**Goal of the exercise**
Each record below is to be reproduced without any change.

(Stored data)
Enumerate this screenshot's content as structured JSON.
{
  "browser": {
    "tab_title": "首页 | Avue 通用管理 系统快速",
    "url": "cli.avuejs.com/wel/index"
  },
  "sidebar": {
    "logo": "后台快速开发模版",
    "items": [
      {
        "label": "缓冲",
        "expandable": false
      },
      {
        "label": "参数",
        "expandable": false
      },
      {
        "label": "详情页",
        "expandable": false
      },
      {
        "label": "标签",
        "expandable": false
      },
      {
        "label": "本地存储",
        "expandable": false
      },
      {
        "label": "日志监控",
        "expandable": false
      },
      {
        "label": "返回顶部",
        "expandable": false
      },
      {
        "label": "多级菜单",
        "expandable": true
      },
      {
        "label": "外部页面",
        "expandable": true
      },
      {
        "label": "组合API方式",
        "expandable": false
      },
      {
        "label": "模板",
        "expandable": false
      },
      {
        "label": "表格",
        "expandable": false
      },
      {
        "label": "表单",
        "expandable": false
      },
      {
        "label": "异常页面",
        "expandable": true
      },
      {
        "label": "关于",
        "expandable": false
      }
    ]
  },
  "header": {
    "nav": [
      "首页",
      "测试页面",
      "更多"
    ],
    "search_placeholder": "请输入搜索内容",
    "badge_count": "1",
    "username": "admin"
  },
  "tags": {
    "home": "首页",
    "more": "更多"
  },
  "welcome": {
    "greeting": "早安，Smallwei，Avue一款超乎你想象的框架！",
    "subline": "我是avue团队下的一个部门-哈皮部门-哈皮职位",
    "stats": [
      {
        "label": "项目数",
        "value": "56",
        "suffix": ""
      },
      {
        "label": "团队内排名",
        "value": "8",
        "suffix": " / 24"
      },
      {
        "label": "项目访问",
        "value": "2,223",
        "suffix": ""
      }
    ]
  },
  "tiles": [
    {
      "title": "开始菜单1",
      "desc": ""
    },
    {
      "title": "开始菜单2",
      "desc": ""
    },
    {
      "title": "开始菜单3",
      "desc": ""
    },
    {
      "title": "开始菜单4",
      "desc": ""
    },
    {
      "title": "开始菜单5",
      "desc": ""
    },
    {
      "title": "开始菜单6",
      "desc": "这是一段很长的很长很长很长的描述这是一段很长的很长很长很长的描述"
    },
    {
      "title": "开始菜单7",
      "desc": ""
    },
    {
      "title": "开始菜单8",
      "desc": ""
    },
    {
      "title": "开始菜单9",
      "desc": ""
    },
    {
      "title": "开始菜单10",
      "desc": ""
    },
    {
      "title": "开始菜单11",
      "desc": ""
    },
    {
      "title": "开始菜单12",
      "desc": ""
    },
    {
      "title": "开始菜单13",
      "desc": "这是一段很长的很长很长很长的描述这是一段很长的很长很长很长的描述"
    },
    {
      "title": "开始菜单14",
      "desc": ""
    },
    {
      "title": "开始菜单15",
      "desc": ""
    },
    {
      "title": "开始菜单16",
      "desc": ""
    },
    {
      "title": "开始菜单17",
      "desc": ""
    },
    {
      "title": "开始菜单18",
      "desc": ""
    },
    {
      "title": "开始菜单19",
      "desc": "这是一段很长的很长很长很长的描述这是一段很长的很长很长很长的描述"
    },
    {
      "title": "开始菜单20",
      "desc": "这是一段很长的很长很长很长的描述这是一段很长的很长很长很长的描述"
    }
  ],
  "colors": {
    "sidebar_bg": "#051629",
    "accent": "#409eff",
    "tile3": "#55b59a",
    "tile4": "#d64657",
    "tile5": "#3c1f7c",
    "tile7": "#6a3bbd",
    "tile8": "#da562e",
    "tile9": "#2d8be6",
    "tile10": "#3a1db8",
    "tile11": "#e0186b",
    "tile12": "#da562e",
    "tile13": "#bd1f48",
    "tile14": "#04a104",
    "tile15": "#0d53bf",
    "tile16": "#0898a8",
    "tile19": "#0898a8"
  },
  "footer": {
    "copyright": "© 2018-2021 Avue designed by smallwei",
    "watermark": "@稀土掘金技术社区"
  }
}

**Answer below**
Enumerate this screenshot's content as structured JSON.
{
  "browser": {
    "tab_title": "首页 | Avue 通用管理 系统快速",
    "url": "cli.avuejs.com/wel/index"
  },
  "sidebar": {
    "logo": "后台快速开发模版",
    "items": [
      {
        "label": "缓冲",
        "expandable": false
      },
      {
        "label": "参数",
        "expandable": false
      },
      {
        "label": "详情页",
        "expandable": false
      },
      {
        "label": "标签",
        "expandable": false
      },
      {
        "label": "本地存储",
        "expandable": false
      },
      {
        "label": "日志监控",
        "expandable": false
      },
      {
        "label": "返回顶部",
        "expandable": false
      },
      {
        "label": "多级菜单",
        "expandable": true
      },
      {
        "label": "外部页面",
        "expandable": true
      },
      {
        "label": "组合API方式",
        "expandable": false
      },
      {
        "label": "模板",
        "expandable": false
      },
      {
        "label": "表格",
        "expandable": false
      },
      {
        "label": "表单",
        "expandable": false
      },
      {
        "label": "异常页面",
        "expandable": true
      },
      {
        "label": "关于",
        "expandable": false
      }
    ]
  },
  "header": {
    "nav": [
      "首页",
      "测试页面",
      "更多"
    ],
    "search_placeholder": "请输入搜索内容",
    "badge_count": "1",
    "username": "admin"
  },
  "tags": {
    "home": "首页",
    "more": "更多"
  },
  "welcome": {
    "greeting": "早安，Smallwei，Avue一款超乎你想象的框架！",
    "subline": "我是avue团队下的一个部门-哈皮部门-哈皮职位",
    "stats": [
      {
        "label": "项目数",
        "value": "56",
        "suffix": ""
      },
      {
        "label": "团队内排名",
        "value": "8",
        "suffix": " / 24"
      },
      {
        "label": "项目访问",
        "value": "2,223",
        "suffix": ""
      }
    ]
  },
  "tiles": [
    {
      "title": "开始菜单1",
      "desc": ""
    },
    {
      "title": "开始菜单2",
      "desc": ""
    },
    {
      "title": "开始菜单3",
      "desc": ""
    },
    {
      "title": "开始菜单4",
      "desc": ""
    },
    {
      "title": "开始菜单5",
      "desc": ""
    },
    {
      "title": "开始菜单6",
      "desc": "这是一段很长的很长很长很长的描述这是一段很长的很长很长很长的描述"
    },
    {
      "title": "开始菜单7",
      "desc": ""
    },
    {
      "title": "开始菜单8",
      "desc": ""
    },
    {
      "title": "开始菜单9",
      "desc": ""
    },
    {
      "title": "开始菜单10",
      "desc": ""
    },
    {
      "title": "开始菜单11",
      "desc": ""
    },
    {
      "title": "开始菜单12",
      "desc": ""
    },
    {
      "title": "开始菜单13",
      "desc": "这是一段很长的很长很长很长的描述这是一段很长的很长很长很长的描述"
    },
    {
      "title": "开始菜单14",
      "desc": ""
    },
    {
      "title": "开始菜单15",
      "desc": ""
    },
    {
      "title": "开始菜单16",
      "desc": ""
    },
    {
      "title": "开始菜单17",
      "desc": ""
    },
    {
      "title": "开始菜单18",
      "desc": ""
    },
    {
      "title": "开始菜单19",
      "desc": "这是一段很长的很长很长很长的描述这是一段很长的很长很长很长的描述"
    },
    {
      "title": "开始菜单20",
      "desc": "这是一段很长的很长很长很长的描述这是一段很长的很长很长很长的描述"
    }
  ],
  "colors": {
    "sidebar_bg": "#051629",
    "accent": "#409eff",
    "tile3": "#55b59a",
    "tile4": "#d64657",
    "tile5": "#3c1f7c",
    "tile7": "#6a3bbd",
    "tile8": "#da562e",
    "tile9": "#2d8be6",
    "tile10": "#3a1db8",
    "tile11": "#e0186b",
    "tile12": "#da562e",
    "tile13": "#bd1f48",
    "tile14": "#04a104",
    "tile15": "#0d53bf",
    "tile16": "#0898a8",
    "tile19": "#0898a8"
  },
  "footer": {
    "copyright": "© 2018-2021 Avue designed by smallwei",
    "watermark": "@稀土掘金技术社区"
  }
}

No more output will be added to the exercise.